══ Material shown
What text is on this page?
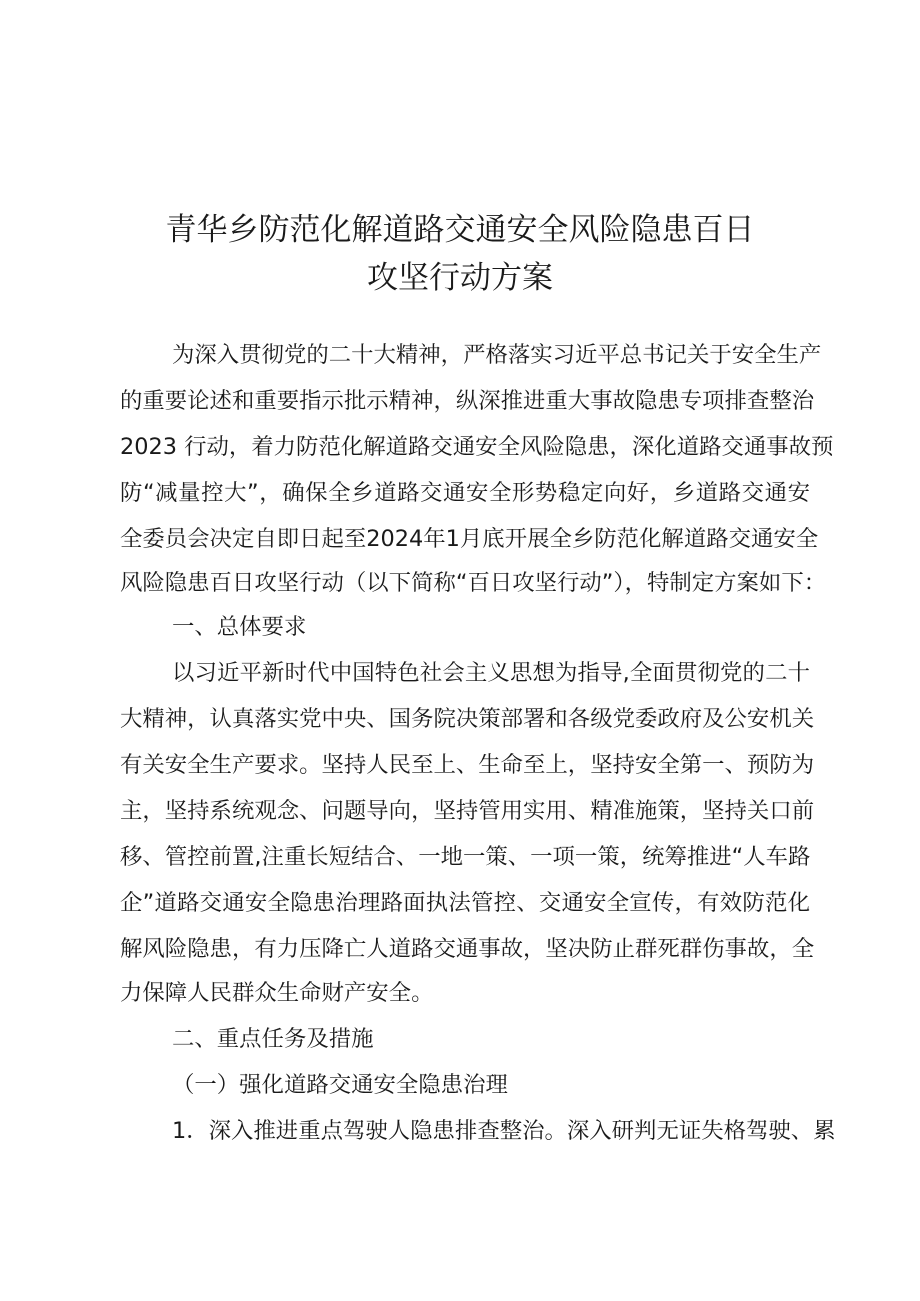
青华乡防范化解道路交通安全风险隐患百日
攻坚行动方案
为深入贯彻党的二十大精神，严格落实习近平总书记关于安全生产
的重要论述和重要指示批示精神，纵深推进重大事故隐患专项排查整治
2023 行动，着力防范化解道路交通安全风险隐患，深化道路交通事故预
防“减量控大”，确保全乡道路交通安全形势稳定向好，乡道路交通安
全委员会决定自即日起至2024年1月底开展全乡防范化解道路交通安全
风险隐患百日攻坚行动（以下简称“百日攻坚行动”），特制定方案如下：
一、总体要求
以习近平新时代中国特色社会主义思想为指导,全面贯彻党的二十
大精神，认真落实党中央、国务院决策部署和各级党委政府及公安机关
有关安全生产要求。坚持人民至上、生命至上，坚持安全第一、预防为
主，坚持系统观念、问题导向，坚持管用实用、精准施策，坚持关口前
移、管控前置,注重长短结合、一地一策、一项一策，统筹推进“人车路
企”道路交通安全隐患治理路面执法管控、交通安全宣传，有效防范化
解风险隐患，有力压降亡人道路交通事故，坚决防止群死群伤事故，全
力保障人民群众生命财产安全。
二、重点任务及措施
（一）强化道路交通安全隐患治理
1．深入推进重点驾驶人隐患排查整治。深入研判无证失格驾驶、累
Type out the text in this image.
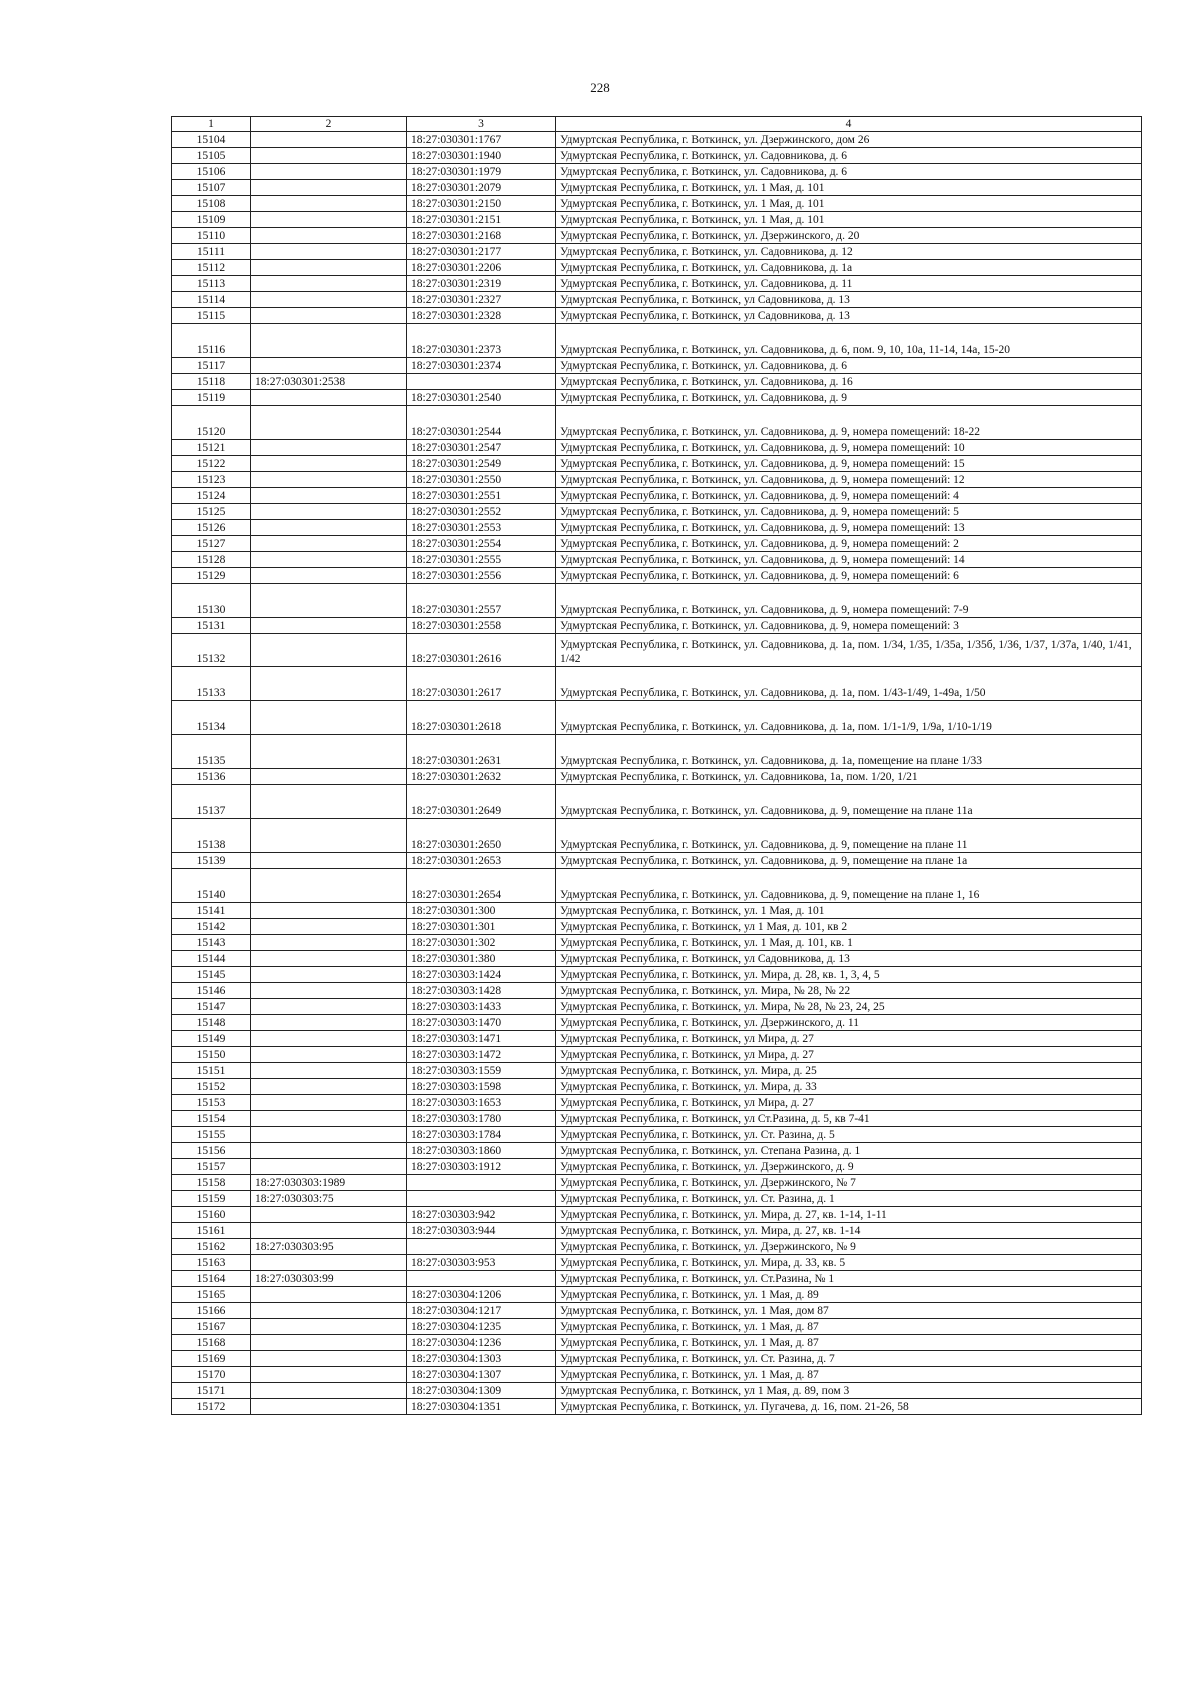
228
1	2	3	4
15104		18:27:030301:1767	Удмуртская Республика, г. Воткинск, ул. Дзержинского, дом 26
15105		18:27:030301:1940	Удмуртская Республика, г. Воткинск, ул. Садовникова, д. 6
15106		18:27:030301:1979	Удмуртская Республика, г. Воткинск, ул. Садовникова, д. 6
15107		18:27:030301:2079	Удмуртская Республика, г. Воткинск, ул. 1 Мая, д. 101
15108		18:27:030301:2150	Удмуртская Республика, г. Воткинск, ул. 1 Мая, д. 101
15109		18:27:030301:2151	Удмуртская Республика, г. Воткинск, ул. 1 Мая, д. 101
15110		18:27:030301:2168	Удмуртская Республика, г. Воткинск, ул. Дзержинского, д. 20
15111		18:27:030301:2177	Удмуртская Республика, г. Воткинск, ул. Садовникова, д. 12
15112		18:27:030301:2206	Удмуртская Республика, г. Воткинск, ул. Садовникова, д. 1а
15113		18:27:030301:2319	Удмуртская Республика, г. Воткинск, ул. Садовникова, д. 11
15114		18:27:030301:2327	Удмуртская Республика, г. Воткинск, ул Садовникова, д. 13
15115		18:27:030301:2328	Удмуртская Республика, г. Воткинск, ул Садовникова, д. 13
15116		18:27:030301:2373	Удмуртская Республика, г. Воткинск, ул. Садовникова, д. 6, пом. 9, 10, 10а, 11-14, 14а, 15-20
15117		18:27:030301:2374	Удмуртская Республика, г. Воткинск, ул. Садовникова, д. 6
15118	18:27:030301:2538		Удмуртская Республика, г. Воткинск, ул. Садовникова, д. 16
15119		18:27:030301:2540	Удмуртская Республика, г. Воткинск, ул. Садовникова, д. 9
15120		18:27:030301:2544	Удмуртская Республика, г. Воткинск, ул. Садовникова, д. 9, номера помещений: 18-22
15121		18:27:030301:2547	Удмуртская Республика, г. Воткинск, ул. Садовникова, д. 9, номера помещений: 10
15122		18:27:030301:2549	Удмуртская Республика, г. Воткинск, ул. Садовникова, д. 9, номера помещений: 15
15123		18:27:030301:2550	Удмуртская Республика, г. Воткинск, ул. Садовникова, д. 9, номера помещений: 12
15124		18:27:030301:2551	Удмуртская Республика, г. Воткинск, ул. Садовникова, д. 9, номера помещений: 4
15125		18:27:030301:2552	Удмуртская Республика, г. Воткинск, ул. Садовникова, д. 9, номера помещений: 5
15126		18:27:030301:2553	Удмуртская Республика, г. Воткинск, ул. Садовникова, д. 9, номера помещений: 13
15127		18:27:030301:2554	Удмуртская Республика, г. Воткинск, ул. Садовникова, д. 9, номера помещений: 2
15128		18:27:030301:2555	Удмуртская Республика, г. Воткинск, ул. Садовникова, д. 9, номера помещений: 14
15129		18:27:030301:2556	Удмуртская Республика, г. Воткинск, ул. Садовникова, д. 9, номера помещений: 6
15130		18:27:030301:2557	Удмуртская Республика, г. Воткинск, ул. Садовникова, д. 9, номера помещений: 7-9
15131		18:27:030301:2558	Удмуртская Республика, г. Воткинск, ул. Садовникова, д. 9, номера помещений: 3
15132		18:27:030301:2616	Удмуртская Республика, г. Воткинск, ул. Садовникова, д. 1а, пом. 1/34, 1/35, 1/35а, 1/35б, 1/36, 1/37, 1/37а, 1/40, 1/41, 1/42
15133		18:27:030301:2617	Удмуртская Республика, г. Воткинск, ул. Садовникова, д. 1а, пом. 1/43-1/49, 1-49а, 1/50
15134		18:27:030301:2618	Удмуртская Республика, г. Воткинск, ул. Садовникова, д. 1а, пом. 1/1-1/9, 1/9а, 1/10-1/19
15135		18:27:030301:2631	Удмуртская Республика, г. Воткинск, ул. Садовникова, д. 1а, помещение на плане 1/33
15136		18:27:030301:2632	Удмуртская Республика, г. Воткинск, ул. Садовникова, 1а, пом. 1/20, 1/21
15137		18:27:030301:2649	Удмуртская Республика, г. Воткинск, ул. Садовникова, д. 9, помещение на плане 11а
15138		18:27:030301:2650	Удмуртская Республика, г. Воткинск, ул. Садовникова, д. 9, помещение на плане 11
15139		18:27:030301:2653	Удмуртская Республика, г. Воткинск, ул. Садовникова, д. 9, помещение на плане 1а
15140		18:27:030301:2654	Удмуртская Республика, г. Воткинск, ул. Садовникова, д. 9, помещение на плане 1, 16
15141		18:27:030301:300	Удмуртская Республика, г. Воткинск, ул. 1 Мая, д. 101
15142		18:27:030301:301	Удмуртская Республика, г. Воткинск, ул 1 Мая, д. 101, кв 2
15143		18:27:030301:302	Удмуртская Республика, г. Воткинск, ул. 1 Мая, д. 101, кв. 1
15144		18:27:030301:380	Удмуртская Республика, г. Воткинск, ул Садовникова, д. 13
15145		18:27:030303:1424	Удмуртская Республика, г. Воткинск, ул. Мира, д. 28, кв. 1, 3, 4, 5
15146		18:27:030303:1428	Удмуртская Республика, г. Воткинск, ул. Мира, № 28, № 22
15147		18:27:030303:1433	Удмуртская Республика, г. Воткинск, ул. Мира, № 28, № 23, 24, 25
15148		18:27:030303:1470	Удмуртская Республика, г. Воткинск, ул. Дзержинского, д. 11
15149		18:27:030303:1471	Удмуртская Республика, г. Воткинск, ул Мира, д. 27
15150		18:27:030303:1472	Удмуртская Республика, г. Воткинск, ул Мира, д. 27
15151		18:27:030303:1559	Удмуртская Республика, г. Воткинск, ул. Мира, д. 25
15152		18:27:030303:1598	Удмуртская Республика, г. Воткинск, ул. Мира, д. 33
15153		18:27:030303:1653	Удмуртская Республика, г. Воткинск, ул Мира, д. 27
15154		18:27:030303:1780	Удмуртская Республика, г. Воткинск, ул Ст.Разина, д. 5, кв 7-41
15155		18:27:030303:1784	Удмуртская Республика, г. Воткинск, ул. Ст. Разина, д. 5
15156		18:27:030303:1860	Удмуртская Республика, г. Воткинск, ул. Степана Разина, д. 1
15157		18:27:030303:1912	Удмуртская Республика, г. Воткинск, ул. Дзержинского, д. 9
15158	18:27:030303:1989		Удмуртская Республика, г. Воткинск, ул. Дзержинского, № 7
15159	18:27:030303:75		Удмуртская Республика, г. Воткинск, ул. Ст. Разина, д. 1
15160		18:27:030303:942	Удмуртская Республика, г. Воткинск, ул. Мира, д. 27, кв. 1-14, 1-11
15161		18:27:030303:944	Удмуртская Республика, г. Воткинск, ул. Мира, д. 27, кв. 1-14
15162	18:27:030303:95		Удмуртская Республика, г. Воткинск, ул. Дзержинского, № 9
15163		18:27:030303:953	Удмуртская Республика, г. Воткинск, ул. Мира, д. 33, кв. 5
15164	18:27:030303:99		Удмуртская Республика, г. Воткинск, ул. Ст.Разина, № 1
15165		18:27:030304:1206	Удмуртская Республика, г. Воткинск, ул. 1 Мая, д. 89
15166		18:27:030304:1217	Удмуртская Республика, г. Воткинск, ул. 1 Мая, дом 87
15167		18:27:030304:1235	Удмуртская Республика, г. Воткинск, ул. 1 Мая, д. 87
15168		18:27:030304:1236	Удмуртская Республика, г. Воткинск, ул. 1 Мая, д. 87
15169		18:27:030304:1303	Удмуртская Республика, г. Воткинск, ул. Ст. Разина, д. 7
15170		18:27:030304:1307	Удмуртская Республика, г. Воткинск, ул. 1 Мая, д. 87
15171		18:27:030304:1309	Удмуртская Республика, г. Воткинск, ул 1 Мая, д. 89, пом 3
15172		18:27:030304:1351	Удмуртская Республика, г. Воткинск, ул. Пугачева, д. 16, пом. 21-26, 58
════
→ Objective:
Gather and copy every line of the data in which the string "text" is found.

→ Full output:
What text is on this page?
Type out the text in this image.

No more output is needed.